• [THE REQUEST] Without the pictures, return all of the material exactly as written.
- - - - - - -
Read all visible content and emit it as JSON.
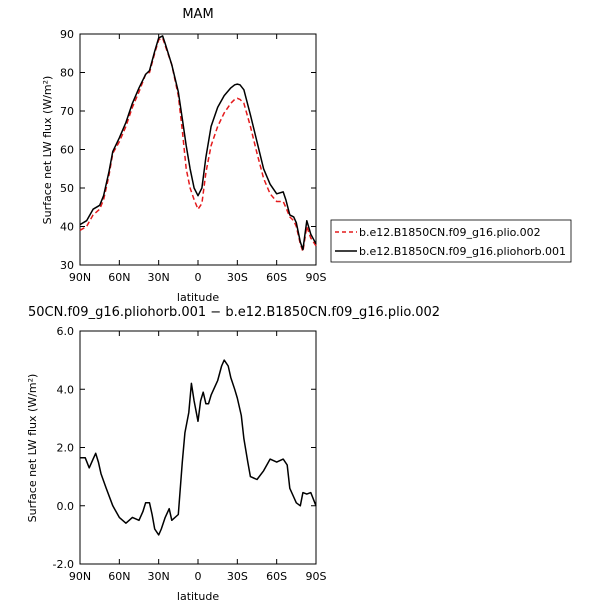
{
  "chart_data": [
    {
      "type": "line",
      "title": "MAM",
      "xlabel": "latitude",
      "ylabel": "Surface net LW flux (W/m²)",
      "xlim": [
        90,
        -90
      ],
      "ylim": [
        30,
        90
      ],
      "xticks": [
        90,
        60,
        30,
        0,
        -30,
        -60,
        -90
      ],
      "xtick_labels": [
        "90N",
        "60N",
        "30N",
        "0",
        "30S",
        "60S",
        "90S"
      ],
      "yticks": [
        30,
        40,
        50,
        60,
        70,
        80,
        90
      ],
      "ytick_labels": [
        "30",
        "40",
        "50",
        "60",
        "70",
        "80",
        "90"
      ],
      "legend_position": "outside-right",
      "series": [
        {
          "name": "b.e12.B1850CN.f09_g16.plio.002",
          "color": "#e41a1c",
          "dash": "dashed",
          "x": [
            90,
            85,
            80,
            75,
            72,
            68,
            65,
            60,
            55,
            50,
            45,
            40,
            37,
            33,
            30,
            27,
            25,
            20,
            15,
            12,
            9,
            6,
            3,
            0,
            -3,
            -6,
            -10,
            -15,
            -20,
            -25,
            -28,
            -30,
            -32,
            -35,
            -40,
            -45,
            -50,
            -55,
            -60,
            -65,
            -67,
            -70,
            -73,
            -75,
            -78,
            -80,
            -83,
            -86,
            -90
          ],
          "values": [
            39,
            40,
            43,
            44.5,
            47,
            53,
            59,
            62,
            66,
            71,
            75,
            79.5,
            80,
            85,
            88.5,
            89,
            87,
            82,
            74,
            65,
            55,
            50,
            47,
            44.5,
            46,
            54,
            61,
            66,
            69.5,
            72,
            73,
            73.3,
            73,
            72,
            66,
            59,
            52.5,
            48.5,
            46.5,
            46.5,
            45,
            42.5,
            41.5,
            40,
            35.5,
            33.5,
            40,
            37,
            35
          ]
        },
        {
          "name": "b.e12.B1850CN.f09_g16.pliohorb.001",
          "color": "#000000",
          "dash": "solid",
          "x": [
            90,
            85,
            80,
            75,
            72,
            68,
            65,
            60,
            55,
            50,
            45,
            40,
            37,
            33,
            30,
            27,
            25,
            20,
            15,
            12,
            9,
            6,
            3,
            0,
            -3,
            -6,
            -10,
            -15,
            -20,
            -25,
            -28,
            -30,
            -32,
            -35,
            -40,
            -45,
            -50,
            -55,
            -60,
            -65,
            -67,
            -70,
            -73,
            -75,
            -78,
            -80,
            -83,
            -86,
            -90
          ],
          "values": [
            40.5,
            41.5,
            44.5,
            45.5,
            48,
            54,
            59.5,
            63,
            67,
            72,
            76,
            79.5,
            80.5,
            85.5,
            89,
            89.5,
            87.5,
            82,
            75,
            68,
            61,
            55,
            50,
            48,
            50,
            58,
            66,
            71,
            74,
            76,
            76.8,
            77,
            76.8,
            75.5,
            69,
            62,
            55,
            51,
            48.5,
            49,
            47,
            43,
            42.5,
            41,
            36,
            34,
            41.5,
            38,
            35.5
          ]
        }
      ]
    },
    {
      "type": "line",
      "title": "50CN.f09_g16.pliohorb.001 − b.e12.B1850CN.f09_g16.plio.002",
      "xlabel": "latitude",
      "ylabel": "Surface net LW flux (W/m²)",
      "xlim": [
        90,
        -90
      ],
      "ylim": [
        -2,
        6
      ],
      "xticks": [
        90,
        60,
        30,
        0,
        -30,
        -60,
        -90
      ],
      "xtick_labels": [
        "90N",
        "60N",
        "30N",
        "0",
        "30S",
        "60S",
        "90S"
      ],
      "yticks": [
        -2,
        0,
        2,
        4,
        6
      ],
      "ytick_labels": [
        "-2.0",
        "0.0",
        "2.0",
        "4.0",
        "6.0"
      ],
      "series": [
        {
          "color": "#000000",
          "dash": "solid",
          "x": [
            90,
            86,
            83,
            80,
            78,
            76,
            74,
            70,
            65,
            60,
            55,
            50,
            45,
            42,
            40,
            37,
            35,
            33,
            30,
            28,
            25,
            22,
            20,
            15,
            12,
            10,
            7,
            5,
            3,
            0,
            -2,
            -4,
            -6,
            -8,
            -10,
            -12,
            -15,
            -18,
            -20,
            -23,
            -25,
            -28,
            -30,
            -33,
            -35,
            -38,
            -40,
            -45,
            -50,
            -55,
            -60,
            -65,
            -68,
            -70,
            -73,
            -75,
            -78,
            -80,
            -83,
            -86,
            -90
          ],
          "values": [
            1.65,
            1.65,
            1.3,
            1.6,
            1.8,
            1.5,
            1.1,
            0.6,
            0.0,
            -0.4,
            -0.6,
            -0.4,
            -0.5,
            -0.2,
            0.1,
            0.1,
            -0.3,
            -0.8,
            -1.0,
            -0.8,
            -0.4,
            -0.1,
            -0.5,
            -0.3,
            1.5,
            2.5,
            3.2,
            4.2,
            3.6,
            2.9,
            3.6,
            3.9,
            3.5,
            3.5,
            3.8,
            4.0,
            4.3,
            4.8,
            5.0,
            4.8,
            4.4,
            4.0,
            3.7,
            3.1,
            2.3,
            1.5,
            1.0,
            0.9,
            1.2,
            1.6,
            1.5,
            1.6,
            1.4,
            0.6,
            0.3,
            0.1,
            0.0,
            0.45,
            0.4,
            0.45,
            0.0
          ]
        }
      ]
    }
  ]
}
- - - - - - -
• [EXERCISE ANSWER]
Read all visible content and emit it as JSON.
{
  "chart_data": [
    {
      "type": "line",
      "title": "MAM",
      "xlabel": "latitude",
      "ylabel": "Surface net LW flux (W/m²)",
      "xlim": [
        90,
        -90
      ],
      "ylim": [
        30,
        90
      ],
      "xticks": [
        90,
        60,
        30,
        0,
        -30,
        -60,
        -90
      ],
      "xtick_labels": [
        "90N",
        "60N",
        "30N",
        "0",
        "30S",
        "60S",
        "90S"
      ],
      "yticks": [
        30,
        40,
        50,
        60,
        70,
        80,
        90
      ],
      "ytick_labels": [
        "30",
        "40",
        "50",
        "60",
        "70",
        "80",
        "90"
      ],
      "legend_position": "outside-right",
      "series": [
        {
          "name": "b.e12.B1850CN.f09_g16.plio.002",
          "color": "#e41a1c",
          "dash": "dashed",
          "x": [
            90,
            85,
            80,
            75,
            72,
            68,
            65,
            60,
            55,
            50,
            45,
            40,
            37,
            33,
            30,
            27,
            25,
            20,
            15,
            12,
            9,
            6,
            3,
            0,
            -3,
            -6,
            -10,
            -15,
            -20,
            -25,
            -28,
            -30,
            -32,
            -35,
            -40,
            -45,
            -50,
            -55,
            -60,
            -65,
            -67,
            -70,
            -73,
            -75,
            -78,
            -80,
            -83,
            -86,
            -90
          ],
          "values": [
            39,
            40,
            43,
            44.5,
            47,
            53,
            59,
            62,
            66,
            71,
            75,
            79.5,
            80,
            85,
            88.5,
            89,
            87,
            82,
            74,
            65,
            55,
            50,
            47,
            44.5,
            46,
            54,
            61,
            66,
            69.5,
            72,
            73,
            73.3,
            73,
            72,
            66,
            59,
            52.5,
            48.5,
            46.5,
            46.5,
            45,
            42.5,
            41.5,
            40,
            35.5,
            33.5,
            40,
            37,
            35
          ]
        },
        {
          "name": "b.e12.B1850CN.f09_g16.pliohorb.001",
          "color": "#000000",
          "dash": "solid",
          "x": [
            90,
            85,
            80,
            75,
            72,
            68,
            65,
            60,
            55,
            50,
            45,
            40,
            37,
            33,
            30,
            27,
            25,
            20,
            15,
            12,
            9,
            6,
            3,
            0,
            -3,
            -6,
            -10,
            -15,
            -20,
            -25,
            -28,
            -30,
            -32,
            -35,
            -40,
            -45,
            -50,
            -55,
            -60,
            -65,
            -67,
            -70,
            -73,
            -75,
            -78,
            -80,
            -83,
            -86,
            -90
          ],
          "values": [
            40.5,
            41.5,
            44.5,
            45.5,
            48,
            54,
            59.5,
            63,
            67,
            72,
            76,
            79.5,
            80.5,
            85.5,
            89,
            89.5,
            87.5,
            82,
            75,
            68,
            61,
            55,
            50,
            48,
            50,
            58,
            66,
            71,
            74,
            76,
            76.8,
            77,
            76.8,
            75.5,
            69,
            62,
            55,
            51,
            48.5,
            49,
            47,
            43,
            42.5,
            41,
            36,
            34,
            41.5,
            38,
            35.5
          ]
        }
      ]
    },
    {
      "type": "line",
      "title": "50CN.f09_g16.pliohorb.001 − b.e12.B1850CN.f09_g16.plio.002",
      "xlabel": "latitude",
      "ylabel": "Surface net LW flux (W/m²)",
      "xlim": [
        90,
        -90
      ],
      "ylim": [
        -2,
        6
      ],
      "xticks": [
        90,
        60,
        30,
        0,
        -30,
        -60,
        -90
      ],
      "xtick_labels": [
        "90N",
        "60N",
        "30N",
        "0",
        "30S",
        "60S",
        "90S"
      ],
      "yticks": [
        -2,
        0,
        2,
        4,
        6
      ],
      "ytick_labels": [
        "-2.0",
        "0.0",
        "2.0",
        "4.0",
        "6.0"
      ],
      "series": [
        {
          "color": "#000000",
          "dash": "solid",
          "x": [
            90,
            86,
            83,
            80,
            78,
            76,
            74,
            70,
            65,
            60,
            55,
            50,
            45,
            42,
            40,
            37,
            35,
            33,
            30,
            28,
            25,
            22,
            20,
            15,
            12,
            10,
            7,
            5,
            3,
            0,
            -2,
            -4,
            -6,
            -8,
            -10,
            -12,
            -15,
            -18,
            -20,
            -23,
            -25,
            -28,
            -30,
            -33,
            -35,
            -38,
            -40,
            -45,
            -50,
            -55,
            -60,
            -65,
            -68,
            -70,
            -73,
            -75,
            -78,
            -80,
            -83,
            -86,
            -90
          ],
          "values": [
            1.65,
            1.65,
            1.3,
            1.6,
            1.8,
            1.5,
            1.1,
            0.6,
            0.0,
            -0.4,
            -0.6,
            -0.4,
            -0.5,
            -0.2,
            0.1,
            0.1,
            -0.3,
            -0.8,
            -1.0,
            -0.8,
            -0.4,
            -0.1,
            -0.5,
            -0.3,
            1.5,
            2.5,
            3.2,
            4.2,
            3.6,
            2.9,
            3.6,
            3.9,
            3.5,
            3.5,
            3.8,
            4.0,
            4.3,
            4.8,
            5.0,
            4.8,
            4.4,
            4.0,
            3.7,
            3.1,
            2.3,
            1.5,
            1.0,
            0.9,
            1.2,
            1.6,
            1.5,
            1.6,
            1.4,
            0.6,
            0.3,
            0.1,
            0.0,
            0.45,
            0.4,
            0.45,
            0.0
          ]
        }
      ]
    }
  ]
}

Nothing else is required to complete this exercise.